■ Required task ■
Set out every line bearing the string "trust".

■ Supplied data ■
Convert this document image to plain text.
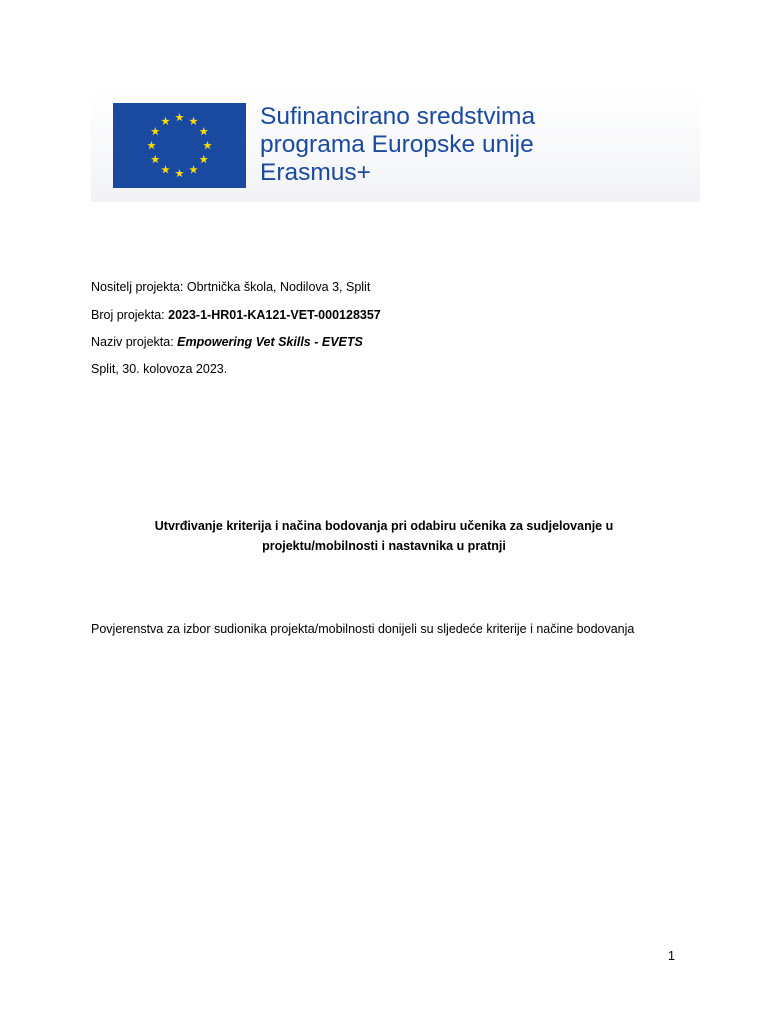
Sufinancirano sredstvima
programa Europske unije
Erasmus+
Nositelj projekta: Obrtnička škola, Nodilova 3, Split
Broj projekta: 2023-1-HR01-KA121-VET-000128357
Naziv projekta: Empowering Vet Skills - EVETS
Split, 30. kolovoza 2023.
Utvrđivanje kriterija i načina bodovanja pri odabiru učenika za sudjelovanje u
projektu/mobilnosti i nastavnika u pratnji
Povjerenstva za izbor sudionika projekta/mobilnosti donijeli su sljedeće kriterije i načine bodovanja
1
---
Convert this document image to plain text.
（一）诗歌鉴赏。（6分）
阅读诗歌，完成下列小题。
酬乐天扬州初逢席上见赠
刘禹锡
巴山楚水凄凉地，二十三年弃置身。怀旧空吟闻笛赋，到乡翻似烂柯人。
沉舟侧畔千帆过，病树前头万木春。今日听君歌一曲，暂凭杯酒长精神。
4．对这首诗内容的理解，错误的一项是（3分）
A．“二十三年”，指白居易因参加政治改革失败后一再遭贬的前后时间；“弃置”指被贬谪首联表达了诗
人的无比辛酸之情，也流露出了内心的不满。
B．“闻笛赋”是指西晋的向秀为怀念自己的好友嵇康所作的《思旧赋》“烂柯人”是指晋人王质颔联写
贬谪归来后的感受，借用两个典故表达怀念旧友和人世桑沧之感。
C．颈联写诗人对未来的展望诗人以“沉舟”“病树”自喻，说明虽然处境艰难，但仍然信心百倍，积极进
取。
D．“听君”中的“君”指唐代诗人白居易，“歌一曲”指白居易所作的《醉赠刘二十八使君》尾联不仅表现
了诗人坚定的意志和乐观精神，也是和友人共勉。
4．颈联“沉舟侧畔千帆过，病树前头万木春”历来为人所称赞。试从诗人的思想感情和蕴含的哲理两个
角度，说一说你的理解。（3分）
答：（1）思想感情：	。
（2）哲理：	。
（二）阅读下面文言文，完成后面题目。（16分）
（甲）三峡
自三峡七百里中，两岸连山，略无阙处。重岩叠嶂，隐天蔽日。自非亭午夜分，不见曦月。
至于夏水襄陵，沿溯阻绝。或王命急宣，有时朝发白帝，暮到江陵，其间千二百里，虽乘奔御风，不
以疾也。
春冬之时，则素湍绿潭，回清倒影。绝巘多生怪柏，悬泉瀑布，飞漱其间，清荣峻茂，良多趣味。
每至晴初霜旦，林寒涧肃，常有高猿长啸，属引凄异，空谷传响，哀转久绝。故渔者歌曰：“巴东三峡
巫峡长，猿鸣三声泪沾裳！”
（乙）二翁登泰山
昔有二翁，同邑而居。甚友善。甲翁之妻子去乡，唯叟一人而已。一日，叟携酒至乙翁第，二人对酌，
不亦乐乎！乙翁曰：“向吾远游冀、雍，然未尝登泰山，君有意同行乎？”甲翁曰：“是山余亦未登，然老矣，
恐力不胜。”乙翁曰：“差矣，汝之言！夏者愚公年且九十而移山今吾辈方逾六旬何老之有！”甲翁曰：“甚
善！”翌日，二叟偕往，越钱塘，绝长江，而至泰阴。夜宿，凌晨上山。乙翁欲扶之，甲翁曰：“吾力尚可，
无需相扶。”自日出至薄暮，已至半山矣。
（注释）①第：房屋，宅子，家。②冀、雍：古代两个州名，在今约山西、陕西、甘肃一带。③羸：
---
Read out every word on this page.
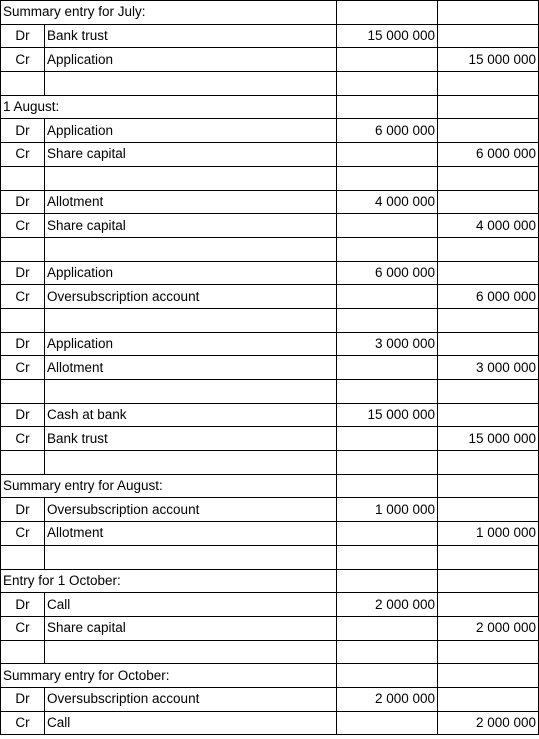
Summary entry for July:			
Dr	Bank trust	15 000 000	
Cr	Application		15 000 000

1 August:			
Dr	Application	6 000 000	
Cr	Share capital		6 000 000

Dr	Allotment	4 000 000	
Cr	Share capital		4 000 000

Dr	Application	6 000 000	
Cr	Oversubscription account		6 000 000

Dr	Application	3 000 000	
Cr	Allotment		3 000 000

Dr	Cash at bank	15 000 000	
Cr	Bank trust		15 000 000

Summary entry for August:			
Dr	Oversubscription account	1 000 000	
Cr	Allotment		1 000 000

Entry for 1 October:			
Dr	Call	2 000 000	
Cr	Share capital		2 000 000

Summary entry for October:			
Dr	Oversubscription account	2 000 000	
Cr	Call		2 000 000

■ Solution ■
Dr	Bank trust	15 000 000	
Cr	Bank trust		15 000 000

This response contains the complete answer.